= Exercise brief =
Begin at the line that contains "Give me a plain-text" and quote each line exactly through the last one. Leave pictures out.

[Dataset records]

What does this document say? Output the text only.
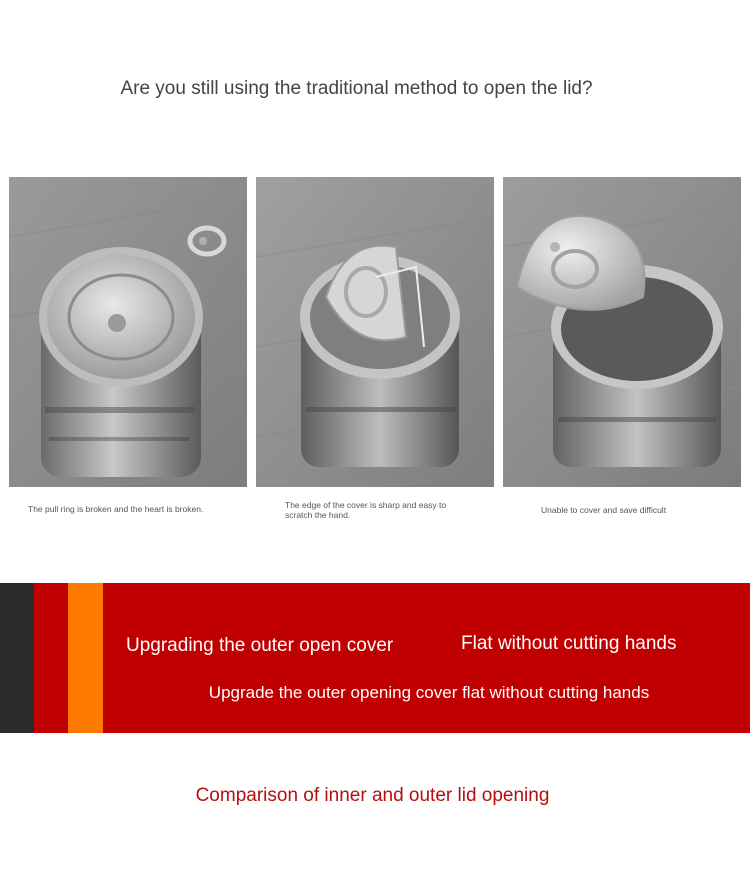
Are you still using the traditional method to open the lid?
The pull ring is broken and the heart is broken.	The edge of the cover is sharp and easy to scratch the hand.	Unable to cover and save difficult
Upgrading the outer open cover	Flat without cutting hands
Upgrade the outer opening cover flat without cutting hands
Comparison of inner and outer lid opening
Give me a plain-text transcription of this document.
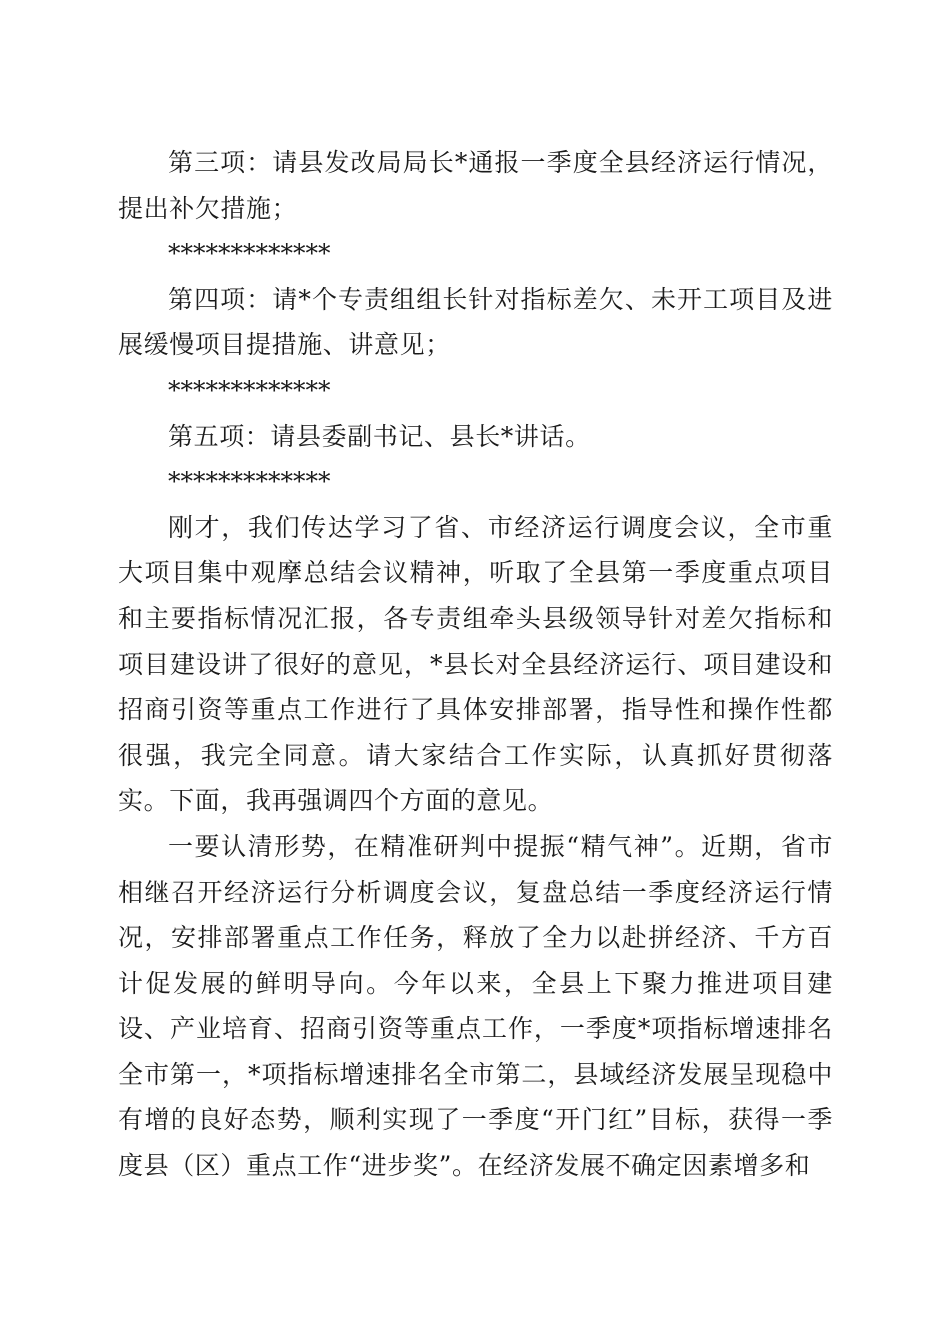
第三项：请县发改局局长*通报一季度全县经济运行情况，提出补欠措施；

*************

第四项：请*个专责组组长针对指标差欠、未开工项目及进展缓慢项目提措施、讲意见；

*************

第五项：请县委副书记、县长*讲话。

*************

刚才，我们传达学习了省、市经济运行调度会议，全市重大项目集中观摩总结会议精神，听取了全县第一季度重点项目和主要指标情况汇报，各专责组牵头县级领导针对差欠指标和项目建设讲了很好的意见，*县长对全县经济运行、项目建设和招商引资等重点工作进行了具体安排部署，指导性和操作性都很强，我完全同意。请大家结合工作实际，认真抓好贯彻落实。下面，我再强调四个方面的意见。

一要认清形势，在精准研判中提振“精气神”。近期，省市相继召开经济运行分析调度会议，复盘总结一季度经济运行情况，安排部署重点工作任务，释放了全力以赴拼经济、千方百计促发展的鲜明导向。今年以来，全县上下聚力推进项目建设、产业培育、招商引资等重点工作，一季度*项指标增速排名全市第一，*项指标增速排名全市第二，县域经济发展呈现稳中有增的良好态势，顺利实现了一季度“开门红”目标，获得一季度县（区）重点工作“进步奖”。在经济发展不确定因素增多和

= Solution to the exercise =
Give me a plain-text transcription of this document.
第三项：请县发改局局长*通报一季度全县经济运行情况，提出补欠措施；

*************

第四项：请*个专责组组长针对指标差欠、未开工项目及进展缓慢项目提措施、讲意见；

*************

第五项：请县委副书记、县长*讲话。

*************

刚才，我们传达学习了省、市经济运行调度会议，全市重大项目集中观摩总结会议精神，听取了全县第一季度重点项目和主要指标情况汇报，各专责组牵头县级领导针对差欠指标和项目建设讲了很好的意见，*县长对全县经济运行、项目建设和招商引资等重点工作进行了具体安排部署，指导性和操作性都很强，我完全同意。请大家结合工作实际，认真抓好贯彻落实。下面，我再强调四个方面的意见。

一要认清形势，在精准研判中提振“精气神”。近期，省市相继召开经济运行分析调度会议，复盘总结一季度经济运行情况，安排部署重点工作任务，释放了全力以赴拼经济、千方百计促发展的鲜明导向。今年以来，全县上下聚力推进项目建设、产业培育、招商引资等重点工作，一季度*项指标增速排名全市第一，*项指标增速排名全市第二，县域经济发展呈现稳中有增的良好态势，顺利实现了一季度“开门红”目标，获得一季度县（区）重点工作“进步奖”。在经济发展不确定因素增多和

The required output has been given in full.